Short exercise >> Collect every line of the records below that contains the word "Presjek".

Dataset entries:
----
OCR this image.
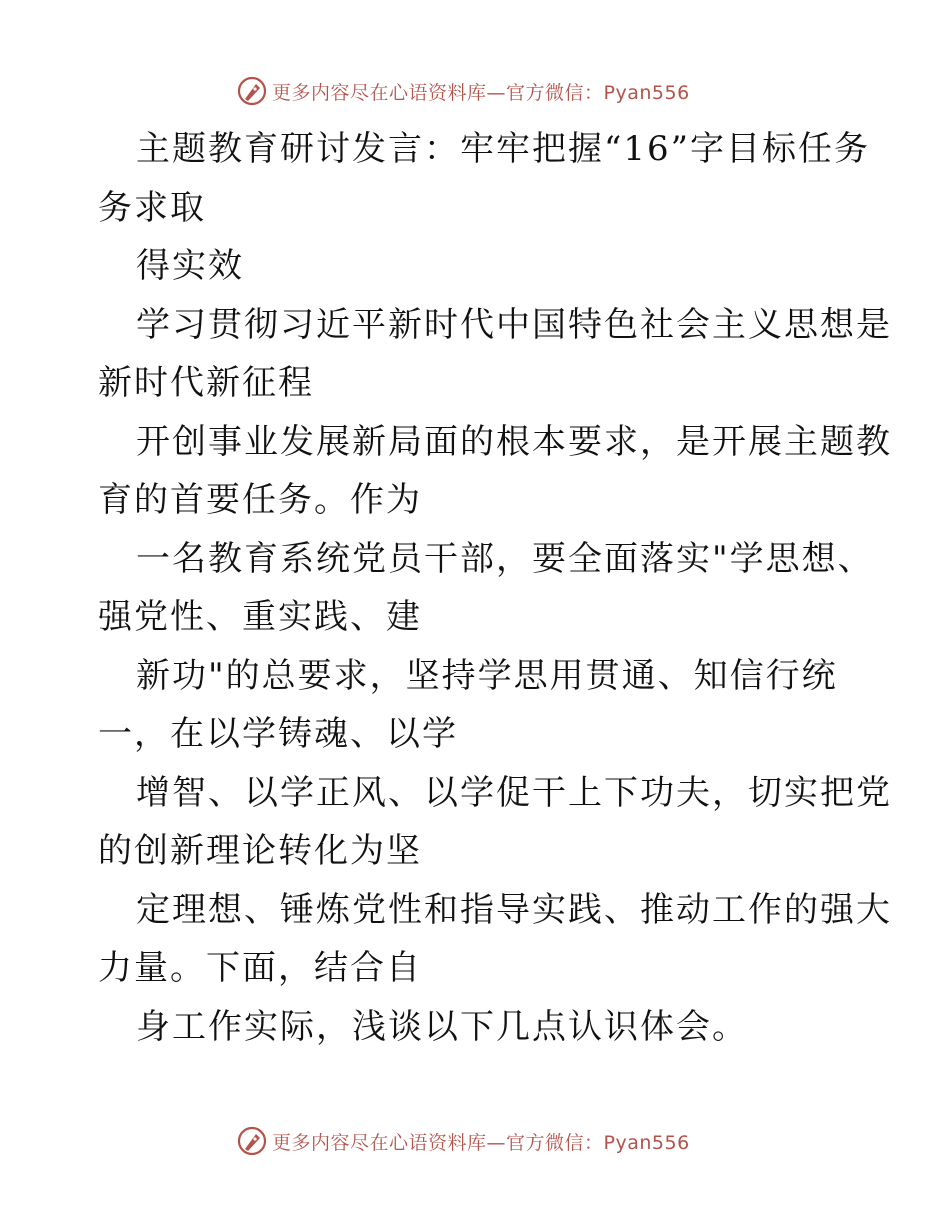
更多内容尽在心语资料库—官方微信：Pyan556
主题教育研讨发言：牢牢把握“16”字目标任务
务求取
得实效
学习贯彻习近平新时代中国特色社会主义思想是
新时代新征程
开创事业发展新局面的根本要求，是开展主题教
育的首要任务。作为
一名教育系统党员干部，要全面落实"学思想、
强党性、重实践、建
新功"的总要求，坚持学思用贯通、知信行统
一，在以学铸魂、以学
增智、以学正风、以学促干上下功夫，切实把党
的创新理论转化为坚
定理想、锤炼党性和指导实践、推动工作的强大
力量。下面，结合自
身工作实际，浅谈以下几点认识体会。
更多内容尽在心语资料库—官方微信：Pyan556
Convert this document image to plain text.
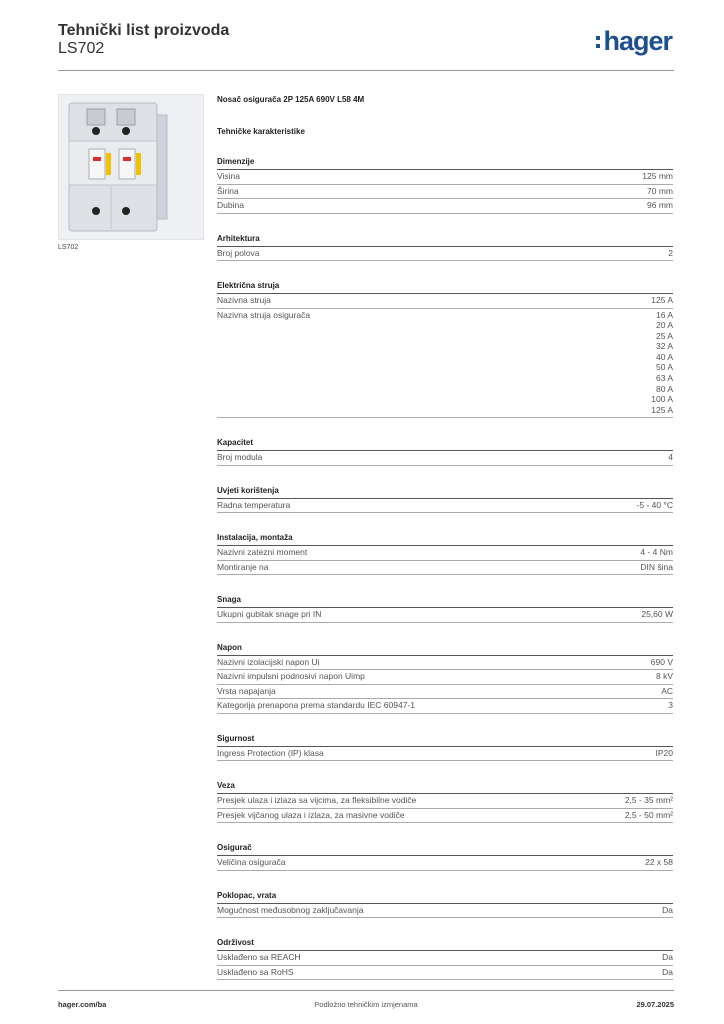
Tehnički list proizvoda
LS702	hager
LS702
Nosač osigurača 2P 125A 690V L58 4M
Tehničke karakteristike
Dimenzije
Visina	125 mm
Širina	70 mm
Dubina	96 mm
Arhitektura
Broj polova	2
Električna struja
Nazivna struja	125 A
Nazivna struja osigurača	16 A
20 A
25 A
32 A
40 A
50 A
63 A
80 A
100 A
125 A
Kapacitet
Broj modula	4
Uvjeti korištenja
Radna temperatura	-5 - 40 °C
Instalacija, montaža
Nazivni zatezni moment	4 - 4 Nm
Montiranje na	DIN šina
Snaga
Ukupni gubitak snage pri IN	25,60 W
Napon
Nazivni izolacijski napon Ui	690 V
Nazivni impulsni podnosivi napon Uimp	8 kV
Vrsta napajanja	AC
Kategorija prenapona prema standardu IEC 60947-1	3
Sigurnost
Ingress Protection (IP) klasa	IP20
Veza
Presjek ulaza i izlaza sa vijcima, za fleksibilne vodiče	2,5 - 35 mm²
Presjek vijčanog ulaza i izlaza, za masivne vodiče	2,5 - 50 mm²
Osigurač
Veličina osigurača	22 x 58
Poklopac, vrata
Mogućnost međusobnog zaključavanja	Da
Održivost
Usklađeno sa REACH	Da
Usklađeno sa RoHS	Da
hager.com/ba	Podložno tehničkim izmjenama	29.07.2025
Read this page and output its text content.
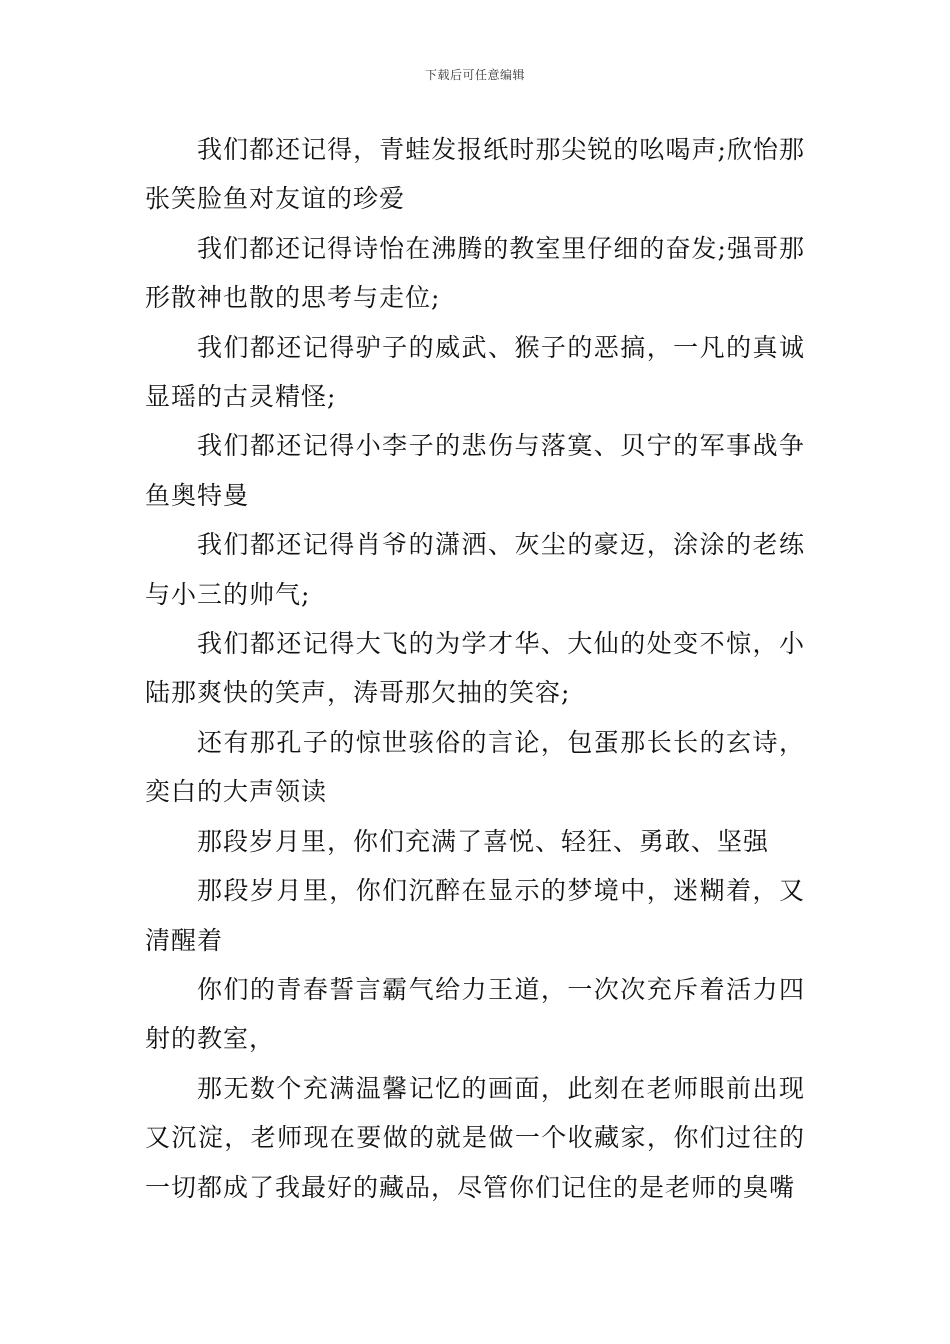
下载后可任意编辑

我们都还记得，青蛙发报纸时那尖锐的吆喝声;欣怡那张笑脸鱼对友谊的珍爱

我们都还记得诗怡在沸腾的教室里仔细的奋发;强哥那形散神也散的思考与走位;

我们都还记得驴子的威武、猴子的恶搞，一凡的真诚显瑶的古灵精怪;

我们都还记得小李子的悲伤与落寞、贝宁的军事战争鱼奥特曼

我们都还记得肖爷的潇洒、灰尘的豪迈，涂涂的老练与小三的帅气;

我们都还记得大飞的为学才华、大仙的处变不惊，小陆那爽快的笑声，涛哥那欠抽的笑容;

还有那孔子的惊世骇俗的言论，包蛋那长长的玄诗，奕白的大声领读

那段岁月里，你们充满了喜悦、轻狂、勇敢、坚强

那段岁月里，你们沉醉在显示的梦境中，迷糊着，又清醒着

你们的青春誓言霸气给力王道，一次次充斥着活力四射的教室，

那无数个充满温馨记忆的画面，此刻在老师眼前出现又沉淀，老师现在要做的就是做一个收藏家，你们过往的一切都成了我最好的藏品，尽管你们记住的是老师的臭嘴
----
Solution to this task >>
Presjek ulaza i izlaza sa vijcima, za fleksibilne vodiče	2,5 - 35 mm²
Presjek vijčanog ulaza i izlaza, za masivne vodiče	2,5 - 50 mm²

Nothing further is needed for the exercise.